### Task prompt
Copy every line of the two rows below character for character, leaving nothing out.

### Data records
----

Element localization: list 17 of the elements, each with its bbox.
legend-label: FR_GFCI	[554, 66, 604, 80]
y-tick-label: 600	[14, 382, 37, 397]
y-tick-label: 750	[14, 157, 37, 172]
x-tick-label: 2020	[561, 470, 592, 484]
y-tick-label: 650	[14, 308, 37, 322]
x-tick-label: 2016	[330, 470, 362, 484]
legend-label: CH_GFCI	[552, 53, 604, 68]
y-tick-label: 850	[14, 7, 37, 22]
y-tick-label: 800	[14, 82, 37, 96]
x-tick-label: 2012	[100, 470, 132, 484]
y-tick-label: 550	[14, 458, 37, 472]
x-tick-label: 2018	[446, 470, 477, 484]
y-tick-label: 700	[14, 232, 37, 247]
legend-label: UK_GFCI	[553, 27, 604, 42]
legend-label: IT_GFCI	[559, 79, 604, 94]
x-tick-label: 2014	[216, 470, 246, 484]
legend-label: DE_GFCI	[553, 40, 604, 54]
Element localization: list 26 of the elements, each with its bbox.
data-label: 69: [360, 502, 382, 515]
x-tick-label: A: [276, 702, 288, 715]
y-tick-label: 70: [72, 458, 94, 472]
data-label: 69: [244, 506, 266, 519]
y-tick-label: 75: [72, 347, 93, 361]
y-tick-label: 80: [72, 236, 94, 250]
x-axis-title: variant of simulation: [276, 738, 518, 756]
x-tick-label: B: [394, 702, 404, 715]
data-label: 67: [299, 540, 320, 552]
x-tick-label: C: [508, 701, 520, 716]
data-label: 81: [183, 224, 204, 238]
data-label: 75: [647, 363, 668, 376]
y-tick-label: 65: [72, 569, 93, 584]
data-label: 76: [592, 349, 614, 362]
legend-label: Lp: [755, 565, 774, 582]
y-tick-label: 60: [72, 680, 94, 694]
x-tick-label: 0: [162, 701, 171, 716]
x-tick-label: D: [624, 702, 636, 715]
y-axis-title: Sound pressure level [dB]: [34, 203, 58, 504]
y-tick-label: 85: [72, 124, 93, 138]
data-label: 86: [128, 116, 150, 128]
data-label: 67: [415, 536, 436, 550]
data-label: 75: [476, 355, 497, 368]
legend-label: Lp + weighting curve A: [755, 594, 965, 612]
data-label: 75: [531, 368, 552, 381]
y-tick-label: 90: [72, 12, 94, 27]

----

### Full output
Element localization: list 17 of the elements, each with its bbox.
legend-label: FR_GFCI	[554, 66, 604, 80]
y-tick-label: 600	[14, 382, 37, 397]
y-tick-label: 750	[14, 157, 37, 172]
x-tick-label: 2020	[561, 470, 592, 484]
y-tick-label: 650	[14, 308, 37, 322]
x-tick-label: 2016	[330, 470, 362, 484]
legend-label: CH_GFCI	[552, 53, 604, 68]
y-tick-label: 850	[14, 7, 37, 22]
y-tick-label: 800	[14, 82, 37, 96]
x-tick-label: 2012	[100, 470, 132, 484]
y-tick-label: 550	[14, 458, 37, 472]
x-tick-label: 2018	[446, 470, 477, 484]
y-tick-label: 700	[14, 232, 37, 247]
legend-label: UK_GFCI	[553, 27, 604, 42]
legend-label: IT_GFCI	[559, 79, 604, 94]
x-tick-label: 2014	[216, 470, 246, 484]
legend-label: DE_GFCI	[553, 40, 604, 54]
Element localization: list 26 of the elements, each with its bbox.
data-label: 69: [360, 502, 382, 515]
x-tick-label: A: [276, 702, 288, 715]
y-tick-label: 70: [72, 458, 94, 472]
data-label: 69: [244, 506, 266, 519]
y-tick-label: 75: [72, 347, 93, 361]
y-tick-label: 80: [72, 236, 94, 250]
x-axis-title: variant of simulation: [276, 738, 518, 756]
x-tick-label: B: [394, 702, 404, 715]
data-label: 67: [299, 540, 320, 552]
x-tick-label: C: [508, 701, 520, 716]
data-label: 81: [183, 224, 204, 238]
data-label: 75: [647, 363, 668, 376]
y-tick-label: 65: [72, 569, 93, 584]
data-label: 76: [592, 349, 614, 362]
legend-label: Lp: [755, 565, 774, 582]
y-tick-label: 60: [72, 680, 94, 694]
x-tick-label: 0: [162, 701, 171, 716]
x-tick-label: D: [624, 702, 636, 715]
y-axis-title: Sound pressure level [dB]: [34, 203, 58, 504]
y-tick-label: 85: [72, 124, 93, 138]
data-label: 86: [128, 116, 150, 128]
data-label: 67: [415, 536, 436, 550]
data-label: 75: [476, 355, 497, 368]
legend-label: Lp + weighting curve A: [755, 594, 965, 612]
data-label: 75: [531, 368, 552, 381]
y-tick-label: 90: [72, 12, 94, 27]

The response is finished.